- _Page extract_
Elevator industry resources estimate that there are about 900,000 installed elevator systems in the United States. Hydraulic elevators constitute nearly 70% of the vertical transportation (VT) market and 30% are of the traction type. Hydraulic elevators typically are installed in low- and mid-rise buildings as high as four stories. Traction elevators are installed in buildings of all heights but have the advantage of higher speed for taller buildings.
In addition, engineers must ensure that elevators' hoistways conform to strict NFPA requirements. Smoke control in elevator hoistways, elevator lobbies and stairways must be controlled by a UL 864 listed alarm system meeting the requirements of NFPA 72. Elevator cartop electrical components should be enclosed in NEMA 4 enclosures to resist water that may drip on top of the car while the fire is being extinguished.
A new type of elevator that has been aggressively gaining momentum in the VT market is the machine room-less (MRL) elevator. MRL elevators can be used efficiently in buildings as high as four stories and have the advantage of not requiring dedicated non-leasable area for equipment. MRL elevators still require a small machine room to house the controller and a man-size access door to the hoistway for access to the elevator machine, which is mounted inside the hoistway as part of the ropes-and-sheave system. While eliminating the bulk of the machine room, MRL elevators still share some HVAC design requirements found in hydraulic and traction elevator hoistways and cars.
Hydraulic and traction elevators require machine rooms adjacent to the elevator hoistway and therefore take up leasable area in buildings, while requiring additional support services that include dedicated HVAC. The mechanical engineer's design that relates to the elevator system and ventilation requirements for the machine room and elevator hoistways are a key to the safe and efficient operation of a building system.
This room normally houses the elevators, machines, controllers, governors and related electrical components. Room size is approximately 12 ft. x 12 ft. for one elevator system including maintenance space requirements, or 20 ft. x 12 ft. for two systems. Traction elevator machine rooms, while separate from the elevator hoistway, docommunicate by multiple openings for ropes or cables serving the cars that introduce air flows into the machine room.

- _Written tasks_
• 1. In the elevator passage, reproduce word for word the span starting at "Hydraulic and traction elevators" and ending at "a building system.".
• 2. Answer these from the elevator passage:
(a) What share of the vertical transportation market do hydraulic elevators make up?
(b) What type of enclosure should house elevator cartop electrical components?
(c) What is the approximate machine room size for two elevator systems?

- _Data segment_
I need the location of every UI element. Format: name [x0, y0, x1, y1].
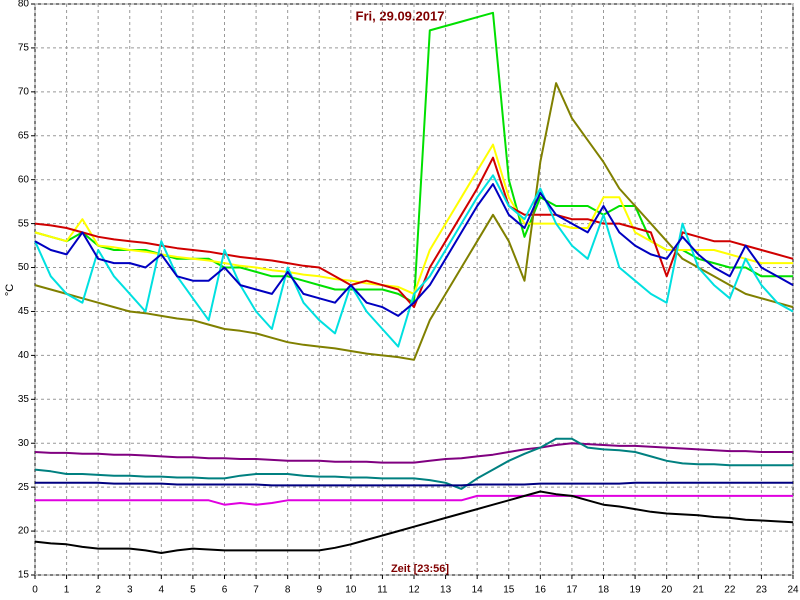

- _Answers in order_
• 1.
Hydraulic and traction elevators require machine rooms adjacent to the elevator hoistway and therefore take up leasable area in buildings, while requiring additional support services that include dedicated HVAC. The mechanical engineer's design that relates to the elevator system and ventilation requirements for the machine room and elevator hoistways are a key to the safe and efficient operation of a building system.

• 2.
(a) Nearly 70%
(b) NEMA 4 enclosures
(c) 20 ft. x 12 ft.